_Task details_:
Find every line with the word "控制性较弱" and report how many there are, without any other text.

** Start of Input rows **

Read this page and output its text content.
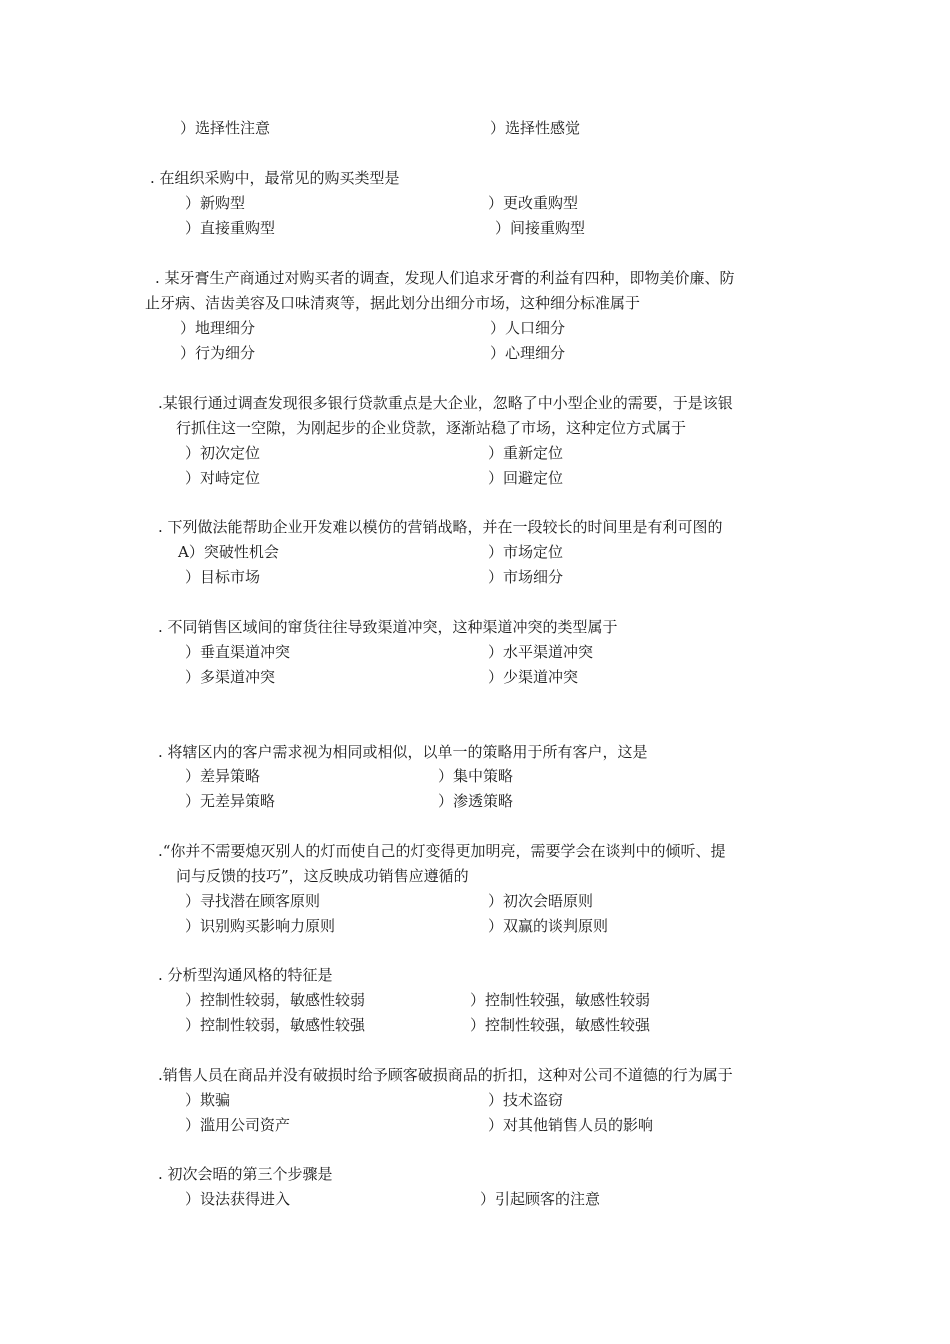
）选择性注意	）选择性感觉
. 在组织采购中，最常见的购买类型是
）新购型	）更改重购型
）直接重购型	）间接重购型
. 某牙膏生产商通过对购买者的调查，发现人们追求牙膏的利益有四种，即物美价廉、防
止牙病、洁齿美容及口味清爽等，据此划分出细分市场，这种细分标准属于
）地理细分	）人口细分
）行为细分	）心理细分
.某银行通过调查发现很多银行贷款重点是大企业，忽略了中小型企业的需要，于是该银
行抓住这一空隙，为刚起步的企业贷款，逐渐站稳了市场，这种定位方式属于
）初次定位	）重新定位
）对峙定位	）回避定位
. 下列做法能帮助企业开发难以模仿的营销战略，并在一段较长的时间里是有利可图的
A）突破性机会	）市场定位
）目标市场	）市场细分
. 不同销售区域间的窜货往往导致渠道冲突，这种渠道冲突的类型属于
）垂直渠道冲突	）水平渠道冲突
）多渠道冲突	）少渠道冲突
. 将辖区内的客户需求视为相同或相似，以单一的策略用于所有客户，这是
）差异策略	）集中策略
）无差异策略	）渗透策略
.“你并不需要熄灭别人的灯而使自己的灯变得更加明亮，需要学会在谈判中的倾听、提
问与反馈的技巧”，这反映成功销售应遵循的
）寻找潜在顾客原则	）初次会晤原则
）识别购买影响力原则	）双赢的谈判原则
. 分析型沟通风格的特征是
）控制性较弱，敏感性较弱	）控制性较强，敏感性较弱
）控制性较弱，敏感性较强	）控制性较强，敏感性较强
.销售人员在商品并没有破损时给予顾客破损商品的折扣，这种对公司不道德的行为属于
）欺骗	）技术盗窃
）滥用公司资产	）对其他销售人员的影响
. 初次会晤的第三个步骤是
）设法获得进入	）引起顾客的注意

** End of Input rows **

_Exercise solution_:
2